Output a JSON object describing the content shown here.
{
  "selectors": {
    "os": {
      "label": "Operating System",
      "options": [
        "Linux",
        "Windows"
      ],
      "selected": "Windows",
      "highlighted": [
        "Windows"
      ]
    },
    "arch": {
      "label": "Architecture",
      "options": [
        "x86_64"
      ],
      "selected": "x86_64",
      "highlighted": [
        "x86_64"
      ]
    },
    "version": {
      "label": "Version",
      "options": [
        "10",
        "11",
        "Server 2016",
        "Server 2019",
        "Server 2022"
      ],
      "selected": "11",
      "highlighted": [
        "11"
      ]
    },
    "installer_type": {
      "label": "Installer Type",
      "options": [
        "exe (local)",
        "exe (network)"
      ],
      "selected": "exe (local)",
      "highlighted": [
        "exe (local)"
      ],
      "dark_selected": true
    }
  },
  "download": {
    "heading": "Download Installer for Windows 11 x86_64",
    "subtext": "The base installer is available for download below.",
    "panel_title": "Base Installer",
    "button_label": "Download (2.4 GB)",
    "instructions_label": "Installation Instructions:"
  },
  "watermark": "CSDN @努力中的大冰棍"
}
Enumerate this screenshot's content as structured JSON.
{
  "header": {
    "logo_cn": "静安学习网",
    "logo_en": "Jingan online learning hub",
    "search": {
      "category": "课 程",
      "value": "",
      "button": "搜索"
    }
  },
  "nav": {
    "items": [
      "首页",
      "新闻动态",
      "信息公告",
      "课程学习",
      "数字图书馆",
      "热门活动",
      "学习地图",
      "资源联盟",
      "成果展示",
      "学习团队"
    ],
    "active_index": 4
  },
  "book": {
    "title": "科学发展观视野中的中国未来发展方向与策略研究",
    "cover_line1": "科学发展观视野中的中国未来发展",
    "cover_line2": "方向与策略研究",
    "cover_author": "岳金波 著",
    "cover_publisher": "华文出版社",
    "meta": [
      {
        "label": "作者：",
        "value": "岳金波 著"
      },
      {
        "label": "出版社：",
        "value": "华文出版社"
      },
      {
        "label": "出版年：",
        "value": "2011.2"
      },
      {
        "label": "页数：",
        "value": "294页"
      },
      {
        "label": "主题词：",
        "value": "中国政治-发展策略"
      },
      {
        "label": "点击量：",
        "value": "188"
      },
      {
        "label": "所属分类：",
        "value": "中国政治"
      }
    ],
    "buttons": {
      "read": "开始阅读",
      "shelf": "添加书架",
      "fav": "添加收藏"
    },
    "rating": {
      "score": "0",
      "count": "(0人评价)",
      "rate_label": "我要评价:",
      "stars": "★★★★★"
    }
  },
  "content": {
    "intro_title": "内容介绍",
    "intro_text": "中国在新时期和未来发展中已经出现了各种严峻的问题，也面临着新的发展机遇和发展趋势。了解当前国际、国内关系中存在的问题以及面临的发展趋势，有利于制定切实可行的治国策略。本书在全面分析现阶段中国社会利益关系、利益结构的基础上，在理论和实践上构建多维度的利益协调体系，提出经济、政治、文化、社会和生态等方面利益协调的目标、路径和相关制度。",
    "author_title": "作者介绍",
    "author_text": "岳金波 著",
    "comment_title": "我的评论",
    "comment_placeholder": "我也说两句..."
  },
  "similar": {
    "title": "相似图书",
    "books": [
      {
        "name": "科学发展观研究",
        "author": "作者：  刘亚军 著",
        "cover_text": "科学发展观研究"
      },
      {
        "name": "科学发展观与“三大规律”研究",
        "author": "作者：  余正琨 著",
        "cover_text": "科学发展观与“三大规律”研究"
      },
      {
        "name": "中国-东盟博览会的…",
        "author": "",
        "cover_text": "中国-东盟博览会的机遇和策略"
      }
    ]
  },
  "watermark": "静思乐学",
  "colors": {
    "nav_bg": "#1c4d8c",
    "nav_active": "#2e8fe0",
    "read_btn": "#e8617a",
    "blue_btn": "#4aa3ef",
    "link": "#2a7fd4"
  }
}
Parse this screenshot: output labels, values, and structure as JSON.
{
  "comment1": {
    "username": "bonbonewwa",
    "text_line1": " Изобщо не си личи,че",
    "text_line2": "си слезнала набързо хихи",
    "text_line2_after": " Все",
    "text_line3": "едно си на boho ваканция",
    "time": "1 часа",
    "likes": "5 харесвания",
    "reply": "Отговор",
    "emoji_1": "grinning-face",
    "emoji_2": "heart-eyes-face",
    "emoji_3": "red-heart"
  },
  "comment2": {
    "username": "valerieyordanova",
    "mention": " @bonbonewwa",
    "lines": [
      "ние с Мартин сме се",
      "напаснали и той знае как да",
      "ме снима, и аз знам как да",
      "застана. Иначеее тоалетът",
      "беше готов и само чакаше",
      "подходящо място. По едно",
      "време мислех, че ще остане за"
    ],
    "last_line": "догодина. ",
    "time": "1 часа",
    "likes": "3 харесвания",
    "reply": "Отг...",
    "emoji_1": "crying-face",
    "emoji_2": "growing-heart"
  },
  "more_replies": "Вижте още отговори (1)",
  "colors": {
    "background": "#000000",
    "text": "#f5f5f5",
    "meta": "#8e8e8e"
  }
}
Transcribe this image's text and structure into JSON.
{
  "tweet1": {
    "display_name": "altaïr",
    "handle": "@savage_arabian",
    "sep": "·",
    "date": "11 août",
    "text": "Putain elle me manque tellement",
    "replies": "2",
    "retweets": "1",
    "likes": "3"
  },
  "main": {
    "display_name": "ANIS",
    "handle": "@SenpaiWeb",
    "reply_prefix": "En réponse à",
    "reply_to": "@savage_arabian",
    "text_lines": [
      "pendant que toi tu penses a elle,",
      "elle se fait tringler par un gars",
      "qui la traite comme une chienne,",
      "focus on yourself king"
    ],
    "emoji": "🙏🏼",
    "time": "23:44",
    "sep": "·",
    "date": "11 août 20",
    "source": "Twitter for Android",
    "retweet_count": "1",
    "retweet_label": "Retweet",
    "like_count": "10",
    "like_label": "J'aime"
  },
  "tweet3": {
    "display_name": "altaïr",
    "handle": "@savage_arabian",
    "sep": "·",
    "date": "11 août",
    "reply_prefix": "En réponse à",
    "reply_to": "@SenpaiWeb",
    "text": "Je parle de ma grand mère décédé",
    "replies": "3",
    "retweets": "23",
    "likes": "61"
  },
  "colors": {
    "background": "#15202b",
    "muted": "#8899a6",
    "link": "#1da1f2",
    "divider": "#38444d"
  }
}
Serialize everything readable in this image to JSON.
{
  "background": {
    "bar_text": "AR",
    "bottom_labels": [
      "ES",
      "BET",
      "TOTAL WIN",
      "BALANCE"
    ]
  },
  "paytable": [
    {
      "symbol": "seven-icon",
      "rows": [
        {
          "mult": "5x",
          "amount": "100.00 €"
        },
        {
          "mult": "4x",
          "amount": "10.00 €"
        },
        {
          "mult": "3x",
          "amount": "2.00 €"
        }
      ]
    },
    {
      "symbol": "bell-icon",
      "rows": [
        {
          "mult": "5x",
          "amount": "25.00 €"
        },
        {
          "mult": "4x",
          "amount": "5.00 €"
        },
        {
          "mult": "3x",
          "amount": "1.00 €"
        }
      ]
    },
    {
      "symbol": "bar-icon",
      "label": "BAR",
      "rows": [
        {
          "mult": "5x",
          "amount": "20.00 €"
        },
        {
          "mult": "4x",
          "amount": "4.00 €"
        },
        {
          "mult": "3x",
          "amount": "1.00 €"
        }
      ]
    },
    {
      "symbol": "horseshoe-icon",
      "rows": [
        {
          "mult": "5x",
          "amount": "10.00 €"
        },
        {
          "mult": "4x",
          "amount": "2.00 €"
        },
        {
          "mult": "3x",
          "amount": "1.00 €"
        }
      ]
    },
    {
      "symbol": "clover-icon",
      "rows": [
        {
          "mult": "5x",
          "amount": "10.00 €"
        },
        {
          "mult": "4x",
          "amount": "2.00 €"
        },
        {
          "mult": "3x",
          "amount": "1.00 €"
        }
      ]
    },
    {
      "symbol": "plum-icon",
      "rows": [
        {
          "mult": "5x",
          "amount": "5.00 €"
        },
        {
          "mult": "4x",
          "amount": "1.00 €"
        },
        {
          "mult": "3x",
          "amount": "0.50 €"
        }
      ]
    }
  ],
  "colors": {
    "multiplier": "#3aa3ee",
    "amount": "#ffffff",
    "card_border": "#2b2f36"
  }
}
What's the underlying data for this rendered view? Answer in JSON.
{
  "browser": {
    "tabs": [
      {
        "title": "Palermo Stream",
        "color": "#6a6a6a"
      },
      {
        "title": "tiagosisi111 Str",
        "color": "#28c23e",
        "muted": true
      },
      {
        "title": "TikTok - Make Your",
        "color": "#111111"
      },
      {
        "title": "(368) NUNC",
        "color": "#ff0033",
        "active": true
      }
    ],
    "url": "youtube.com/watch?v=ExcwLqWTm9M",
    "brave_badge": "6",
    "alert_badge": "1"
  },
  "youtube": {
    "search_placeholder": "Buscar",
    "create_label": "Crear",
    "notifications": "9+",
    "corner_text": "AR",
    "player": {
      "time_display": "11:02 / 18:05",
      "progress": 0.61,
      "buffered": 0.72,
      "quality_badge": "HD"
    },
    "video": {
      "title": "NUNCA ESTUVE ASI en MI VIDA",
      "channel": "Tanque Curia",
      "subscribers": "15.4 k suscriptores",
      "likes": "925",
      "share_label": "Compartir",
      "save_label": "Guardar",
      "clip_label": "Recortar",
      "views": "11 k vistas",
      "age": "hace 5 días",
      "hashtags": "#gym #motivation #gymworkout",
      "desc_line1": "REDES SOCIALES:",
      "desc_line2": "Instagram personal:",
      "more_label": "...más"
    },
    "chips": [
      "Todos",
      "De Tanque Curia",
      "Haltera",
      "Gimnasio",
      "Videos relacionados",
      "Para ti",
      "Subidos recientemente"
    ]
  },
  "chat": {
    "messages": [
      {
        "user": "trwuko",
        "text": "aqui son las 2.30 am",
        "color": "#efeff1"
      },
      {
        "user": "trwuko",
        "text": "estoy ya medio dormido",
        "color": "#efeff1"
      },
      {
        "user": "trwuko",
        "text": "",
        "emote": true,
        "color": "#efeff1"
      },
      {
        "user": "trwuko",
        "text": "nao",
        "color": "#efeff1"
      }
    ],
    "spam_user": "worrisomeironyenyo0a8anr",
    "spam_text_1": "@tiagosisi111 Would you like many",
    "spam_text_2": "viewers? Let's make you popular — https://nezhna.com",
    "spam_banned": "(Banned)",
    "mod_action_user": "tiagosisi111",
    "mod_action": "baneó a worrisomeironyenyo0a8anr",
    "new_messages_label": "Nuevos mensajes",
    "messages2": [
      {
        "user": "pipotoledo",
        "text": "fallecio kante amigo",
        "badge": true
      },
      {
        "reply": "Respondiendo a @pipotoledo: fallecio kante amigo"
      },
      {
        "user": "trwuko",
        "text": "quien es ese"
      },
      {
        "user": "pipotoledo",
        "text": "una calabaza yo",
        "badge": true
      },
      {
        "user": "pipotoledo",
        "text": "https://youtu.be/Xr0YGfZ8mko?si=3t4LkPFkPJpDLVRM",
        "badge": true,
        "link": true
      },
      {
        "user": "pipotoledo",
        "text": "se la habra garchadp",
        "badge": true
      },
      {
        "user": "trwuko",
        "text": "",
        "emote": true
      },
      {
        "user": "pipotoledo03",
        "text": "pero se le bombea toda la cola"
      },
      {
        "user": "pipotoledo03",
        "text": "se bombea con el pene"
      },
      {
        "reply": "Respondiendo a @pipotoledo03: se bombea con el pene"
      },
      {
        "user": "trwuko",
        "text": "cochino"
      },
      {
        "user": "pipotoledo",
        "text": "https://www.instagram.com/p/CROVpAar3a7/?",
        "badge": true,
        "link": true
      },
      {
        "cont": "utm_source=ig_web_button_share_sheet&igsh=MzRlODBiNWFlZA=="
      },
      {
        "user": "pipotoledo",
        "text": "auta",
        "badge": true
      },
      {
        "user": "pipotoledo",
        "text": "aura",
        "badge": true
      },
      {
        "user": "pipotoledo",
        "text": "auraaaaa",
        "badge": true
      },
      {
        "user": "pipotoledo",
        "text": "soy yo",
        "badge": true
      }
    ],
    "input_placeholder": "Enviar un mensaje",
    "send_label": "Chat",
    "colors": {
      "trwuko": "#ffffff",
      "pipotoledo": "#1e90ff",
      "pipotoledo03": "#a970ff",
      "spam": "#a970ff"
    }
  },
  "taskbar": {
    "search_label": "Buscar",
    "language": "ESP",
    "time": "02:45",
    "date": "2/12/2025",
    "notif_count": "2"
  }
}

::::

**REQUIREMENT**
Take every line from the data above that holds "elle" and copy it out.

**WORKED ANSWER**
    "text": "Putain elle me manque tellement",
      "pendant que toi tu penses a elle,",
      "elle se fait tringler par un gars",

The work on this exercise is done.